**Activity**
Copy, from the material below, each line that contains the word "previously".

**Record extracts**
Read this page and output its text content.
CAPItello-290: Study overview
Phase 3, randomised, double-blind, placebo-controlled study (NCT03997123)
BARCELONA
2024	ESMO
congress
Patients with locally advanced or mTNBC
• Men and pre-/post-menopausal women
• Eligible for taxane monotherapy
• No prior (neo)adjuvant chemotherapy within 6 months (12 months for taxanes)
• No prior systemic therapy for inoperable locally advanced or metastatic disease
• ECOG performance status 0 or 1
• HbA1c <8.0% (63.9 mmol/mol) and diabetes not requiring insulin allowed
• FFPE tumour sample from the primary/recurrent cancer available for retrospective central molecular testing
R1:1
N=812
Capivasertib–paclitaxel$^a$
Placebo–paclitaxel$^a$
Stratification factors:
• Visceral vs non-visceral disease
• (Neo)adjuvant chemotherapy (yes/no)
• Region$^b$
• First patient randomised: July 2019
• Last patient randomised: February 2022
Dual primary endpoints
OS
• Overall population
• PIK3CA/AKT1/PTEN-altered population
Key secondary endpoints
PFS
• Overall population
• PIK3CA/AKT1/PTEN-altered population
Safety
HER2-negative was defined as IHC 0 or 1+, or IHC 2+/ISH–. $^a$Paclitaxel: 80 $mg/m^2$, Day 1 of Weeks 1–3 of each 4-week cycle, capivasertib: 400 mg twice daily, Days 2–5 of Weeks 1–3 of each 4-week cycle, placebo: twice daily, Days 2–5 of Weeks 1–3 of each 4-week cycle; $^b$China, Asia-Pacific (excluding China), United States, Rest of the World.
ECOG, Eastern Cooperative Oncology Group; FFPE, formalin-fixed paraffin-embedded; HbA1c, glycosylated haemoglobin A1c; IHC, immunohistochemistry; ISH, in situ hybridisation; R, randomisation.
* * *
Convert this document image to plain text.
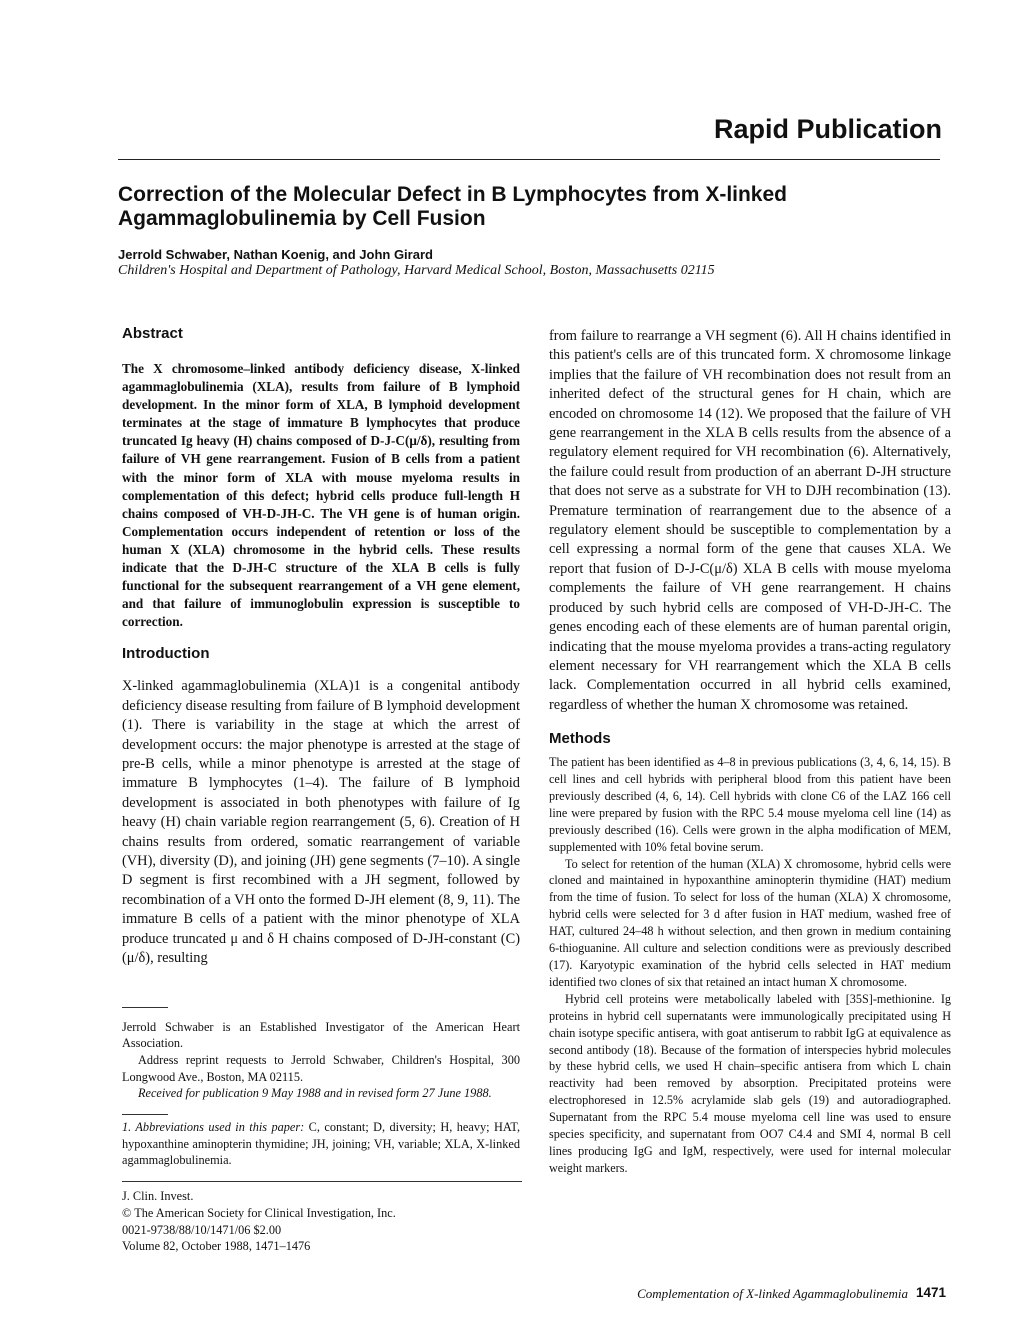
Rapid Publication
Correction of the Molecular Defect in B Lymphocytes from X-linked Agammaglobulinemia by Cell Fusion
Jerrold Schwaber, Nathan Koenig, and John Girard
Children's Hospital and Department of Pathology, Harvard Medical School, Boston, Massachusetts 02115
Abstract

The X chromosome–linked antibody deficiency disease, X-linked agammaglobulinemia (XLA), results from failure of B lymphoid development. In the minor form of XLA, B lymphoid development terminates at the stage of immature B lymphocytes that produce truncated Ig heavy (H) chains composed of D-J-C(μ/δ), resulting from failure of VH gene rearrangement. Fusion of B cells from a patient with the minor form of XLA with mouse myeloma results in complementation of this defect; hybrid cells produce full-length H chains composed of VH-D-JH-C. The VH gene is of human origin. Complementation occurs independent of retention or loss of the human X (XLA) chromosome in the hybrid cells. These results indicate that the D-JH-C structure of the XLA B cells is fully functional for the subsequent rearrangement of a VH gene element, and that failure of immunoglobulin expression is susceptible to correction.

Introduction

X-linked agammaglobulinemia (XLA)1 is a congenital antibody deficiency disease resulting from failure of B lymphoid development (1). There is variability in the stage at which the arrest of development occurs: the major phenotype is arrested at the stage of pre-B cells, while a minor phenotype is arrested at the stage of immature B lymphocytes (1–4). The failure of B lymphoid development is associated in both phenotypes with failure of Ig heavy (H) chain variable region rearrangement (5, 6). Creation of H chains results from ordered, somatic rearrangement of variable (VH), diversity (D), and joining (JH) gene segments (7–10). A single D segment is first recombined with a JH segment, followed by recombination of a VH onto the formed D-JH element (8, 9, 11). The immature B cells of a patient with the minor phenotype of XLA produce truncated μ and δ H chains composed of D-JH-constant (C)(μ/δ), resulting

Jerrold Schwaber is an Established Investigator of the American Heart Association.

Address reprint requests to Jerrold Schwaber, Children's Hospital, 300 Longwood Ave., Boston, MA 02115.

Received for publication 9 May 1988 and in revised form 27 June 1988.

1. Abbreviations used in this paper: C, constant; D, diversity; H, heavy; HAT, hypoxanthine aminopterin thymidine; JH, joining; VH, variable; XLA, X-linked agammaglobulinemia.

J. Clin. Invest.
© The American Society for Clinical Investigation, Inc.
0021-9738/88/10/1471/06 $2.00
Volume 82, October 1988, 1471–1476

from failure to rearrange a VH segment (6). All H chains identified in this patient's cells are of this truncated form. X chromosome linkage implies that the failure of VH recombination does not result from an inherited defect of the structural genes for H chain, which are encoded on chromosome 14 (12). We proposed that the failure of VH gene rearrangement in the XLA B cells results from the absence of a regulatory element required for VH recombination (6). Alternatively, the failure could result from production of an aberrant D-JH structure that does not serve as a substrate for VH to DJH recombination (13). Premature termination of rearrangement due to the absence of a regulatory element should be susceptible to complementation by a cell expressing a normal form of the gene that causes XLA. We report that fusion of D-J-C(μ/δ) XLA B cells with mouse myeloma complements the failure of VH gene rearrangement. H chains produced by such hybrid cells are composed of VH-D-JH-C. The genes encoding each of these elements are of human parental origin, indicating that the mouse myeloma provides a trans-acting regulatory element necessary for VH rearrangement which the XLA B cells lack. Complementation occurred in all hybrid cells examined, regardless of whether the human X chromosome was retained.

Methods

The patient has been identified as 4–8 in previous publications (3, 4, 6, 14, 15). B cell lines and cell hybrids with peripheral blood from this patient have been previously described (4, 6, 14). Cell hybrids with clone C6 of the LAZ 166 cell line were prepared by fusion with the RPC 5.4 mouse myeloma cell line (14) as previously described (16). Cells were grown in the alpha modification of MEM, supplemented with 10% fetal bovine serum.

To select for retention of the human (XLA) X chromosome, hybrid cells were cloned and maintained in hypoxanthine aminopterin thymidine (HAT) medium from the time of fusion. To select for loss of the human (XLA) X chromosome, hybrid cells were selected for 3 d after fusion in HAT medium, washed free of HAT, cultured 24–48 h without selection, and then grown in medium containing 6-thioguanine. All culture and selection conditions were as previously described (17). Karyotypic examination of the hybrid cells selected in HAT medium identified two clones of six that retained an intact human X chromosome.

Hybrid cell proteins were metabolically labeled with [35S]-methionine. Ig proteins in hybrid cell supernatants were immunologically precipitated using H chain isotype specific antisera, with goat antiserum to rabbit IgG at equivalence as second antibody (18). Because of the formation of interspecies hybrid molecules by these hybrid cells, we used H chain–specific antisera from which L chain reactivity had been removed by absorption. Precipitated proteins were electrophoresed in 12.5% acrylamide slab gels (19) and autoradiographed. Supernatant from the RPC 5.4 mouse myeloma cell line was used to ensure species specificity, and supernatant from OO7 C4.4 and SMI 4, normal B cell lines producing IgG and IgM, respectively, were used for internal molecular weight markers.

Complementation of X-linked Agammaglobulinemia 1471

**Written solution**
The patient has been identified as 4–8 in previous publications (3, 4, 6, 14, 15). B cell lines and cell hybrids with peripheral blood from this patient have been previously described (4, 6, 14). Cell hybrids with clone C6 of the LAZ 166 cell line were prepared by fusion with the RPC 5.4 mouse myeloma cell line (14) as previously described (16). Cells were grown in the alpha modification of MEM, supplemented with 10% fetal bovine serum.
To select for retention of the human (XLA) X chromosome, hybrid cells were cloned and maintained in hypoxanthine aminopterin thymidine (HAT) medium from the time of fusion. To select for loss of the human (XLA) X chromosome, hybrid cells were selected for 3 d after fusion in HAT medium, washed free of HAT, cultured 24–48 h without selection, and then grown in medium containing 6-thioguanine. All culture and selection conditions were as previously described (17). Karyotypic examination of the hybrid cells selected in HAT medium identified two clones of six that retained an intact human X chromosome.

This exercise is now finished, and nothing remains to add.